WHAT IS ASKED
Can you reproduce the data beneath, keeping every line exact?
● ● ● ●
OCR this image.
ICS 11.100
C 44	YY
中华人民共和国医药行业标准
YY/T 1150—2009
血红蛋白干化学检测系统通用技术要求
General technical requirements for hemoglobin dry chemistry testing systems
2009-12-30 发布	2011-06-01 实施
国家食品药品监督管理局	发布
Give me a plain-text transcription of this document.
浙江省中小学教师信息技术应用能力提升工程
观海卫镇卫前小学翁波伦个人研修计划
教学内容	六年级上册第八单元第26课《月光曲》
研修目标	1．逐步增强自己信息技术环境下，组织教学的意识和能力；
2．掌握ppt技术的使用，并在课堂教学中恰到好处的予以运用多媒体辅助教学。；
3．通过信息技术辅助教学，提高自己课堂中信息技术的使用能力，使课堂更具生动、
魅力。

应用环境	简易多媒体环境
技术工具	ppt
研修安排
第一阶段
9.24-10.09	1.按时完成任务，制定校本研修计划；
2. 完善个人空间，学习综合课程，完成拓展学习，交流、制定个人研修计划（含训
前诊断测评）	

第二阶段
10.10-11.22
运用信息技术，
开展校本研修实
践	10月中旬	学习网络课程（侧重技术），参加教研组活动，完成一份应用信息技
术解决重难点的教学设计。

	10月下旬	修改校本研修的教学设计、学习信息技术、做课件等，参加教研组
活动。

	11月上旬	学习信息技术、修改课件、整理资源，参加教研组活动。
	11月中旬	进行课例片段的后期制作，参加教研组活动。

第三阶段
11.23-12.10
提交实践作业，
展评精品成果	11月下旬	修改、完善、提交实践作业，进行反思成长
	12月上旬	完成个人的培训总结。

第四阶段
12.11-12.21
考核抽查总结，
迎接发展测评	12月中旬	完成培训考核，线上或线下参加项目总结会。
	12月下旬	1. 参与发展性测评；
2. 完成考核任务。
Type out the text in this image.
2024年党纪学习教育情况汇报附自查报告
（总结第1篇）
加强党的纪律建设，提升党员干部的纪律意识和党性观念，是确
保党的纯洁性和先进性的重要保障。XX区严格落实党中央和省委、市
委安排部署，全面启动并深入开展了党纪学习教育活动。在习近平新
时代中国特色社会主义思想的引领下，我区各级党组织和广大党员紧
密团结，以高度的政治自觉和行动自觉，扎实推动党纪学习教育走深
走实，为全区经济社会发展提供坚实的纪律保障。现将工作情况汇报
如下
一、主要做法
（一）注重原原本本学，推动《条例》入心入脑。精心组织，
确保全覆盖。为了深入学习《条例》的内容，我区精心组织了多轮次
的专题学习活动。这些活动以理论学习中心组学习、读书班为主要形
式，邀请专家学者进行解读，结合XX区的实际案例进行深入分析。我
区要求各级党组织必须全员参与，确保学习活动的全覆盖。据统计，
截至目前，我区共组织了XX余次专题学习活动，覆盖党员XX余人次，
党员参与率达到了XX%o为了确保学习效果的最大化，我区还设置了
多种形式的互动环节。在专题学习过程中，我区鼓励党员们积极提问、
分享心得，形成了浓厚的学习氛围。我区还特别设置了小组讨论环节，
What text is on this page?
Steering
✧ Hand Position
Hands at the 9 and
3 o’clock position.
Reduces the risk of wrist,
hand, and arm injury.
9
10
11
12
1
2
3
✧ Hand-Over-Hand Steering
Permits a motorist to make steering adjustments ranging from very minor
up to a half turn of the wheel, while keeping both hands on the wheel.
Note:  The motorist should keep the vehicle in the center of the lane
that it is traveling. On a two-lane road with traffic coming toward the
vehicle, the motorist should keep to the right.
● ● ● ●
EXERCISE SOLUTION
OCR this image.
ICS 11.100
C 44	YY
中华人民共和国医药行业标准
YY/T 1150—2009
血红蛋白干化学检测系统通用技术要求
General technical requirements for hemoglobin dry chemistry testing systems
2009-12-30 发布	2011-06-01 实施
国家食品药品监督管理局	发布
Give me a plain-text transcription of this document.
浙江省中小学教师信息技术应用能力提升工程
观海卫镇卫前小学翁波伦个人研修计划
教学内容	六年级上册第八单元第26课《月光曲》
研修目标	1．逐步增强自己信息技术环境下，组织教学的意识和能力；
2．掌握ppt技术的使用，并在课堂教学中恰到好处的予以运用多媒体辅助教学。；
3．通过信息技术辅助教学，提高自己课堂中信息技术的使用能力，使课堂更具生动、
魅力。

应用环境	简易多媒体环境
技术工具	ppt
研修安排
第一阶段
9.24-10.09	1.按时完成任务，制定校本研修计划；
2. 完善个人空间，学习综合课程，完成拓展学习，交流、制定个人研修计划（含训
前诊断测评）	

第二阶段
10.10-11.22
运用信息技术，
开展校本研修实
践	10月中旬	学习网络课程（侧重技术），参加教研组活动，完成一份应用信息技
术解决重难点的教学设计。

	10月下旬	修改校本研修的教学设计、学习信息技术、做课件等，参加教研组
活动。

	11月上旬	学习信息技术、修改课件、整理资源，参加教研组活动。
	11月中旬	进行课例片段的后期制作，参加教研组活动。

第三阶段
11.23-12.10
提交实践作业，
展评精品成果	11月下旬	修改、完善、提交实践作业，进行反思成长
	12月上旬	完成个人的培训总结。

第四阶段
12.11-12.21
考核抽查总结，
迎接发展测评	12月中旬	完成培训考核，线上或线下参加项目总结会。
	12月下旬	1. 参与发展性测评；
2. 完成考核任务。
Type out the text in this image.
2024年党纪学习教育情况汇报附自查报告
（总结第1篇）
加强党的纪律建设，提升党员干部的纪律意识和党性观念，是确
保党的纯洁性和先进性的重要保障。XX区严格落实党中央和省委、市
委安排部署，全面启动并深入开展了党纪学习教育活动。在习近平新
时代中国特色社会主义思想的引领下，我区各级党组织和广大党员紧
密团结，以高度的政治自觉和行动自觉，扎实推动党纪学习教育走深
走实，为全区经济社会发展提供坚实的纪律保障。现将工作情况汇报
如下
一、主要做法
（一）注重原原本本学，推动《条例》入心入脑。精心组织，
确保全覆盖。为了深入学习《条例》的内容，我区精心组织了多轮次
的专题学习活动。这些活动以理论学习中心组学习、读书班为主要形
式，邀请专家学者进行解读，结合XX区的实际案例进行深入分析。我
区要求各级党组织必须全员参与，确保学习活动的全覆盖。据统计，
截至目前，我区共组织了XX余次专题学习活动，覆盖党员XX余人次，
党员参与率达到了XX%o为了确保学习效果的最大化，我区还设置了
多种形式的互动环节。在专题学习过程中，我区鼓励党员们积极提问、
分享心得，形成了浓厚的学习氛围。我区还特别设置了小组讨论环节，
What text is on this page?
Steering
✧ Hand Position
Hands at the 9 and
3 o’clock position.
Reduces the risk of wrist,
hand, and arm injury.
9
10
11
12
1
2
3
✧ Hand-Over-Hand Steering
Permits a motorist to make steering adjustments ranging from very minor
up to a half turn of the wheel, while keeping both hands on the wheel.
Note:  The motorist should keep the vehicle in the center of the lane
that it is traveling. On a two-lane road with traffic coming toward the
vehicle, the motorist should keep to the right.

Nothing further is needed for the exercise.